● What is required
Copy out every line of the data below, word for word.

□ □ □ □

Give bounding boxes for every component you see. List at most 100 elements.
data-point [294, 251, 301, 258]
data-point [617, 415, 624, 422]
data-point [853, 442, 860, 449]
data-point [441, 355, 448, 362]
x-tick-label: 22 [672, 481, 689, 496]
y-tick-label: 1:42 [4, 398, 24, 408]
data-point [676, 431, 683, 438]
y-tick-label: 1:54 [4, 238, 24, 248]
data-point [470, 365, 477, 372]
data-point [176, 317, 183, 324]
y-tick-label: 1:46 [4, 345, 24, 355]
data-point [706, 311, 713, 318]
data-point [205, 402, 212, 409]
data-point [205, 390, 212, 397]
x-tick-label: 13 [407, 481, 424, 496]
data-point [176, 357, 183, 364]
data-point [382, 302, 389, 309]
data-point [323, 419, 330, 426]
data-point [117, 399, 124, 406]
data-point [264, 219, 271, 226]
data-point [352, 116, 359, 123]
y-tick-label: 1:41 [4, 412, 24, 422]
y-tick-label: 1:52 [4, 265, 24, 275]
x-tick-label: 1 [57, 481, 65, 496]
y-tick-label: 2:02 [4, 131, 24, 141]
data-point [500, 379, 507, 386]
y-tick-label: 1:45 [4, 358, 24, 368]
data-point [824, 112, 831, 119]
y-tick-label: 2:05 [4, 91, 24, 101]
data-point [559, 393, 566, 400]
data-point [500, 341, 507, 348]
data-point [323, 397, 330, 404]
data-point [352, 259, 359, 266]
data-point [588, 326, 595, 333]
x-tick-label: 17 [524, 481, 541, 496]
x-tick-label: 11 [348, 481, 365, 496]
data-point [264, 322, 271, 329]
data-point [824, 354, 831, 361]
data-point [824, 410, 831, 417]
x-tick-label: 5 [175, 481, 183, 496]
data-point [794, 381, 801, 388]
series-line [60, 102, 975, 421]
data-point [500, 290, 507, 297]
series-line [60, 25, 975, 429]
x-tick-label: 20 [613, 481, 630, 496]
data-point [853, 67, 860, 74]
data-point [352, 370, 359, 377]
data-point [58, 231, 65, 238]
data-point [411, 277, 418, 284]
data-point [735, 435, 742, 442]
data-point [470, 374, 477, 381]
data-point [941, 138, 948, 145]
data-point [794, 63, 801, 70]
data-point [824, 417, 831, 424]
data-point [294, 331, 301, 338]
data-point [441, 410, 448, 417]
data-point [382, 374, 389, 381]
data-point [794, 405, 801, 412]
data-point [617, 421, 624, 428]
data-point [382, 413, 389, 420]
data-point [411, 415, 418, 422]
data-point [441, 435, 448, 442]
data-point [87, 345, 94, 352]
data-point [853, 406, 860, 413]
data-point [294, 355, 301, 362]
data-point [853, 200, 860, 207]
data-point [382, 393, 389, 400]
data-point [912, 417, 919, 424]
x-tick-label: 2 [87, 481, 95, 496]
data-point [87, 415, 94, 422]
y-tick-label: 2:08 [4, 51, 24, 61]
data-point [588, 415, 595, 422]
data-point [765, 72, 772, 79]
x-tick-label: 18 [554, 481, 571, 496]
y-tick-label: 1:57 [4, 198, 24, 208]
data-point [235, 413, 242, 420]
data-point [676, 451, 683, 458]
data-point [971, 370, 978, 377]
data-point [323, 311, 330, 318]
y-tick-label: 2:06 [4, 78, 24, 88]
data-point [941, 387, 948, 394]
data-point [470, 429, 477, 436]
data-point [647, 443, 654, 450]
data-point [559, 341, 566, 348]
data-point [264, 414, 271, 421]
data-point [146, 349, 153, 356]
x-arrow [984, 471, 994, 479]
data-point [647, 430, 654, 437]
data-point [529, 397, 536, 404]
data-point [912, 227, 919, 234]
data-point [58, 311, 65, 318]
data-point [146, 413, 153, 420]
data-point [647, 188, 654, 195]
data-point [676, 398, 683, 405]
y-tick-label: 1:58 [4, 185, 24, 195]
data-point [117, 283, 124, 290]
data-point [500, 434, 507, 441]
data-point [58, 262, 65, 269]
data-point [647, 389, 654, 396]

□ □ □ □

● Finished task
Give bounding boxes for every component you see. List at most 100 elements.
data-point [294, 251, 301, 258]
data-point [617, 415, 624, 422]
data-point [853, 442, 860, 449]
data-point [441, 355, 448, 362]
x-tick-label: 22 [672, 481, 689, 496]
y-tick-label: 1:42 [4, 398, 24, 408]
data-point [676, 431, 683, 438]
y-tick-label: 1:54 [4, 238, 24, 248]
data-point [470, 365, 477, 372]
data-point [176, 317, 183, 324]
y-tick-label: 1:46 [4, 345, 24, 355]
data-point [706, 311, 713, 318]
data-point [205, 402, 212, 409]
data-point [205, 390, 212, 397]
x-tick-label: 13 [407, 481, 424, 496]
data-point [176, 357, 183, 364]
data-point [382, 302, 389, 309]
data-point [323, 419, 330, 426]
data-point [117, 399, 124, 406]
data-point [264, 219, 271, 226]
data-point [352, 116, 359, 123]
y-tick-label: 1:41 [4, 412, 24, 422]
y-tick-label: 1:52 [4, 265, 24, 275]
x-tick-label: 1 [57, 481, 65, 496]
y-tick-label: 2:02 [4, 131, 24, 141]
data-point [500, 379, 507, 386]
y-tick-label: 1:45 [4, 358, 24, 368]
data-point [824, 112, 831, 119]
y-tick-label: 2:05 [4, 91, 24, 101]
data-point [559, 393, 566, 400]
data-point [500, 341, 507, 348]
data-point [323, 397, 330, 404]
data-point [352, 259, 359, 266]
data-point [588, 326, 595, 333]
x-tick-label: 17 [524, 481, 541, 496]
x-tick-label: 11 [348, 481, 365, 496]
data-point [264, 322, 271, 329]
data-point [824, 354, 831, 361]
data-point [824, 410, 831, 417]
x-tick-label: 5 [175, 481, 183, 496]
data-point [794, 381, 801, 388]
series-line [60, 102, 975, 421]
data-point [500, 290, 507, 297]
series-line [60, 25, 975, 429]
x-tick-label: 20 [613, 481, 630, 496]
data-point [853, 67, 860, 74]
data-point [352, 370, 359, 377]
data-point [58, 231, 65, 238]
data-point [411, 277, 418, 284]
data-point [735, 435, 742, 442]
data-point [470, 374, 477, 381]
data-point [941, 138, 948, 145]
data-point [794, 63, 801, 70]
data-point [824, 417, 831, 424]
data-point [294, 331, 301, 338]
data-point [441, 410, 448, 417]
data-point [382, 374, 389, 381]
data-point [794, 405, 801, 412]
data-point [617, 421, 624, 428]
data-point [382, 413, 389, 420]
data-point [411, 415, 418, 422]
data-point [441, 435, 448, 442]
data-point [87, 345, 94, 352]
data-point [853, 406, 860, 413]
data-point [294, 355, 301, 362]
data-point [853, 200, 860, 207]
data-point [382, 393, 389, 400]
data-point [912, 417, 919, 424]
x-tick-label: 2 [87, 481, 95, 496]
data-point [87, 415, 94, 422]
y-tick-label: 2:08 [4, 51, 24, 61]
data-point [588, 415, 595, 422]
data-point [765, 72, 772, 79]
x-tick-label: 18 [554, 481, 571, 496]
y-tick-label: 1:57 [4, 198, 24, 208]
data-point [235, 413, 242, 420]
data-point [676, 451, 683, 458]
data-point [971, 370, 978, 377]
data-point [323, 311, 330, 318]
y-tick-label: 2:06 [4, 78, 24, 88]
data-point [941, 387, 948, 394]
data-point [470, 429, 477, 436]
data-point [647, 443, 654, 450]
data-point [559, 341, 566, 348]
data-point [264, 414, 271, 421]
data-point [146, 349, 153, 356]
x-arrow [984, 471, 994, 479]
data-point [647, 430, 654, 437]
data-point [529, 397, 536, 404]
data-point [912, 227, 919, 234]
data-point [58, 311, 65, 318]
data-point [146, 413, 153, 420]
data-point [647, 188, 654, 195]
data-point [676, 398, 683, 405]
y-tick-label: 1:58 [4, 185, 24, 195]
data-point [117, 283, 124, 290]
data-point [500, 434, 507, 441]
data-point [58, 262, 65, 269]
data-point [647, 389, 654, 396]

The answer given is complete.